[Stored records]
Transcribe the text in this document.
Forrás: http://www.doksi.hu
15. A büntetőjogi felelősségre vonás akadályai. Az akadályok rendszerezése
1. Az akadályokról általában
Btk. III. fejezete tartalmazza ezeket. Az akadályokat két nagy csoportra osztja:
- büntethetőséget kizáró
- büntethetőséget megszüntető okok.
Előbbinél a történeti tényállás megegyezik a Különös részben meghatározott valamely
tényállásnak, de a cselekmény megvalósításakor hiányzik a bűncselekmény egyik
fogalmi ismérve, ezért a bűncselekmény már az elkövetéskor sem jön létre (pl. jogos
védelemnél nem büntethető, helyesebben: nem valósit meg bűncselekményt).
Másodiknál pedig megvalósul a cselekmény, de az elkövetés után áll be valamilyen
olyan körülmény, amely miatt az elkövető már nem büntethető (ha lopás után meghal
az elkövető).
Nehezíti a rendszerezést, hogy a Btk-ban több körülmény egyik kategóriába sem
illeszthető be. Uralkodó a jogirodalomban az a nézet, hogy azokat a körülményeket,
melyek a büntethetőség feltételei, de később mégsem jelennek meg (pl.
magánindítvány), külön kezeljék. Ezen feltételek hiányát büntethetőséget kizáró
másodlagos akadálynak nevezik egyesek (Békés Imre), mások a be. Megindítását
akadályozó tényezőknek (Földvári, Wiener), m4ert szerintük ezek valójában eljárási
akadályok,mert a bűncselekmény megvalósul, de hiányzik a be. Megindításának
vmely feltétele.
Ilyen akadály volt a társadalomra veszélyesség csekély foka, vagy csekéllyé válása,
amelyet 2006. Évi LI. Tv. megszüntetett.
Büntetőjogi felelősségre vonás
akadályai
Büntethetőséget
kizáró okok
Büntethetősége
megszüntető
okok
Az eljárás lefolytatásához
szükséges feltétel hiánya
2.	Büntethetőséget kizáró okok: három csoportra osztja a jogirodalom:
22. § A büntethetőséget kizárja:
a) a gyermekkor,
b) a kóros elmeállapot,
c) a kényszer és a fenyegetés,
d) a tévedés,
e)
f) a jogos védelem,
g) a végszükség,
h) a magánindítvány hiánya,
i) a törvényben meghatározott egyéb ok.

Stated problem: Give all the entries again exactly; leave none out.

Completed task:
Transcribe the text in this document.
Forrás: http://www.doksi.hu
15. A büntetőjogi felelősségre vonás akadályai. Az akadályok rendszerezése
1. Az akadályokról általában
Btk. III. fejezete tartalmazza ezeket. Az akadályokat két nagy csoportra osztja:
- büntethetőséget kizáró
- büntethetőséget megszüntető okok.
Előbbinél a történeti tényállás megegyezik a Különös részben meghatározott valamely
tényállásnak, de a cselekmény megvalósításakor hiányzik a bűncselekmény egyik
fogalmi ismérve, ezért a bűncselekmény már az elkövetéskor sem jön létre (pl. jogos
védelemnél nem büntethető, helyesebben: nem valósit meg bűncselekményt).
Másodiknál pedig megvalósul a cselekmény, de az elkövetés után áll be valamilyen
olyan körülmény, amely miatt az elkövető már nem büntethető (ha lopás után meghal
az elkövető).
Nehezíti a rendszerezést, hogy a Btk-ban több körülmény egyik kategóriába sem
illeszthető be. Uralkodó a jogirodalomban az a nézet, hogy azokat a körülményeket,
melyek a büntethetőség feltételei, de később mégsem jelennek meg (pl.
magánindítvány), külön kezeljék. Ezen feltételek hiányát büntethetőséget kizáró
másodlagos akadálynak nevezik egyesek (Békés Imre), mások a be. Megindítását
akadályozó tényezőknek (Földvári, Wiener), m4ert szerintük ezek valójában eljárási
akadályok,mert a bűncselekmény megvalósul, de hiányzik a be. Megindításának
vmely feltétele.
Ilyen akadály volt a társadalomra veszélyesség csekély foka, vagy csekéllyé válása,
amelyet 2006. Évi LI. Tv. megszüntetett.
Büntetőjogi felelősségre vonás
akadályai
Büntethetőséget
kizáró okok
Büntethetősége
megszüntető
okok
Az eljárás lefolytatásához
szükséges feltétel hiánya
2.	Büntethetőséget kizáró okok: három csoportra osztja a jogirodalom:
22. § A büntethetőséget kizárja:
a) a gyermekkor,
b) a kóros elmeállapot,
c) a kényszer és a fenyegetés,
d) a tévedés,
e)
f) a jogos védelem,
g) a végszükség,
h) a magánindítvány hiánya,
i) a törvényben meghatározott egyéb ok.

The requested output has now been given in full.